++++ PROVIDED MATERIAL ++++
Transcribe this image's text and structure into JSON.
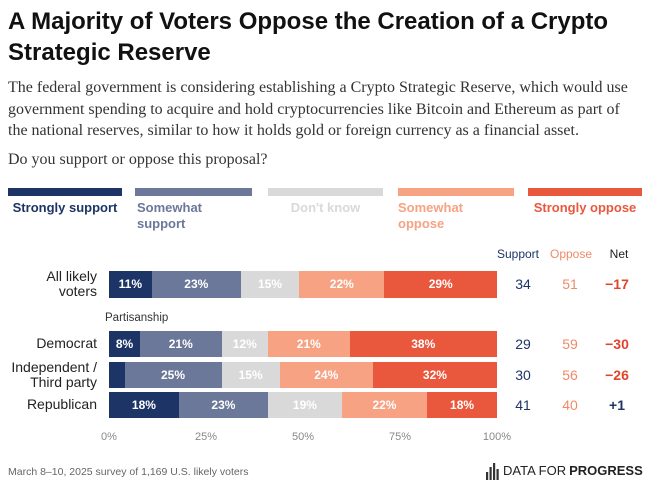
{
  "title": "A Majority of Voters Oppose the Creation of a Crypto Strategic Reserve",
  "subtitle_lines": [
    "The federal government is considering establishing a Crypto Strategic Reserve, which would use",
    "government spending to acquire and hold cryptocurrencies like Bitcoin and Ethereum as part of",
    "the national reserves, similar to how it holds gold or foreign currency as a financial asset."
  ],
  "question": "Do you support or oppose this proposal?",
  "chart_data": {
    "type": "bar",
    "orientation": "horizontal",
    "stacked": true,
    "categories": [
      "All likely voters",
      "Democrat",
      "Independent / Third party",
      "Republican"
    ],
    "group_label": "Partisanship",
    "series": [
      {
        "name": "Strongly support",
        "color": "#1c3566",
        "values": [
          11,
          8,
          4,
          18
        ],
        "value_labels": [
          "11%",
          "8%",
          "",
          "18%"
        ]
      },
      {
        "name": "Somewhat support",
        "color": "#6b7899",
        "values": [
          23,
          21,
          25,
          23
        ],
        "value_labels": [
          "23%",
          "21%",
          "25%",
          "23%"
        ]
      },
      {
        "name": "Don't know",
        "color": "#d9d9d9",
        "values": [
          15,
          12,
          15,
          19
        ],
        "value_labels": [
          "15%",
          "12%",
          "15%",
          "19%"
        ]
      },
      {
        "name": "Somewhat oppose",
        "color": "#f6a283",
        "values": [
          22,
          21,
          24,
          22
        ],
        "value_labels": [
          "22%",
          "21%",
          "24%",
          "22%"
        ]
      },
      {
        "name": "Strongly oppose",
        "color": "#e9583d",
        "values": [
          29,
          38,
          32,
          18
        ],
        "value_labels": [
          "29%",
          "38%",
          "32%",
          "18%"
        ]
      }
    ],
    "xlim": [
      0,
      100
    ],
    "x_ticks": [
      0,
      25,
      50,
      75,
      100
    ],
    "x_tick_labels": [
      "0%",
      "25%",
      "50%",
      "75%",
      "100%"
    ],
    "grid": false,
    "legend_position": "top",
    "summary_columns": [
      {
        "header": "Support",
        "color": "#1c3566",
        "values": [
          34,
          29,
          30,
          41
        ]
      },
      {
        "header": "Oppose",
        "color": "#ef8a68",
        "values": [
          51,
          59,
          56,
          40
        ]
      },
      {
        "header": "Net",
        "color": "#222222",
        "values": [
          "−17",
          "−30",
          "−26",
          "+1"
        ],
        "value_colors": [
          "#e2432b",
          "#e2432b",
          "#e2432b",
          "#1c3566"
        ]
      }
    ]
  },
  "footer": {
    "source": "March 8–10, 2025 survey of 1,169 U.S. likely voters"
  },
  "logo": {
    "text_regular": "DATA FOR",
    "text_bold": "PROGRESS",
    "icon": "bar-chart-icon"
  }
}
++++
_REQUEST_
Drop the images and repeat the data exactly.

_ANSWER TO THE PROBLEM_
Transcribe this image's text and structure into JSON.
{
  "title": "A Majority of Voters Oppose the Creation of a Crypto Strategic Reserve",
  "subtitle_lines": [
    "The federal government is considering establishing a Crypto Strategic Reserve, which would use",
    "government spending to acquire and hold cryptocurrencies like Bitcoin and Ethereum as part of",
    "the national reserves, similar to how it holds gold or foreign currency as a financial asset."
  ],
  "question": "Do you support or oppose this proposal?",
  "chart_data": {
    "type": "bar",
    "orientation": "horizontal",
    "stacked": true,
    "categories": [
      "All likely voters",
      "Democrat",
      "Independent / Third party",
      "Republican"
    ],
    "group_label": "Partisanship",
    "series": [
      {
        "name": "Strongly support",
        "color": "#1c3566",
        "values": [
          11,
          8,
          4,
          18
        ],
        "value_labels": [
          "11%",
          "8%",
          "",
          "18%"
        ]
      },
      {
        "name": "Somewhat support",
        "color": "#6b7899",
        "values": [
          23,
          21,
          25,
          23
        ],
        "value_labels": [
          "23%",
          "21%",
          "25%",
          "23%"
        ]
      },
      {
        "name": "Don't know",
        "color": "#d9d9d9",
        "values": [
          15,
          12,
          15,
          19
        ],
        "value_labels": [
          "15%",
          "12%",
          "15%",
          "19%"
        ]
      },
      {
        "name": "Somewhat oppose",
        "color": "#f6a283",
        "values": [
          22,
          21,
          24,
          22
        ],
        "value_labels": [
          "22%",
          "21%",
          "24%",
          "22%"
        ]
      },
      {
        "name": "Strongly oppose",
        "color": "#e9583d",
        "values": [
          29,
          38,
          32,
          18
        ],
        "value_labels": [
          "29%",
          "38%",
          "32%",
          "18%"
        ]
      }
    ],
    "xlim": [
      0,
      100
    ],
    "x_ticks": [
      0,
      25,
      50,
      75,
      100
    ],
    "x_tick_labels": [
      "0%",
      "25%",
      "50%",
      "75%",
      "100%"
    ],
    "grid": false,
    "legend_position": "top",
    "summary_columns": [
      {
        "header": "Support",
        "color": "#1c3566",
        "values": [
          34,
          29,
          30,
          41
        ]
      },
      {
        "header": "Oppose",
        "color": "#ef8a68",
        "values": [
          51,
          59,
          56,
          40
        ]
      },
      {
        "header": "Net",
        "color": "#222222",
        "values": [
          "−17",
          "−30",
          "−26",
          "+1"
        ],
        "value_colors": [
          "#e2432b",
          "#e2432b",
          "#e2432b",
          "#1c3566"
        ]
      }
    ]
  },
  "footer": {
    "source": "March 8–10, 2025 survey of 1,169 U.S. likely voters"
  },
  "logo": {
    "text_regular": "DATA FOR",
    "text_bold": "PROGRESS",
    "icon": "bar-chart-icon"
  }
}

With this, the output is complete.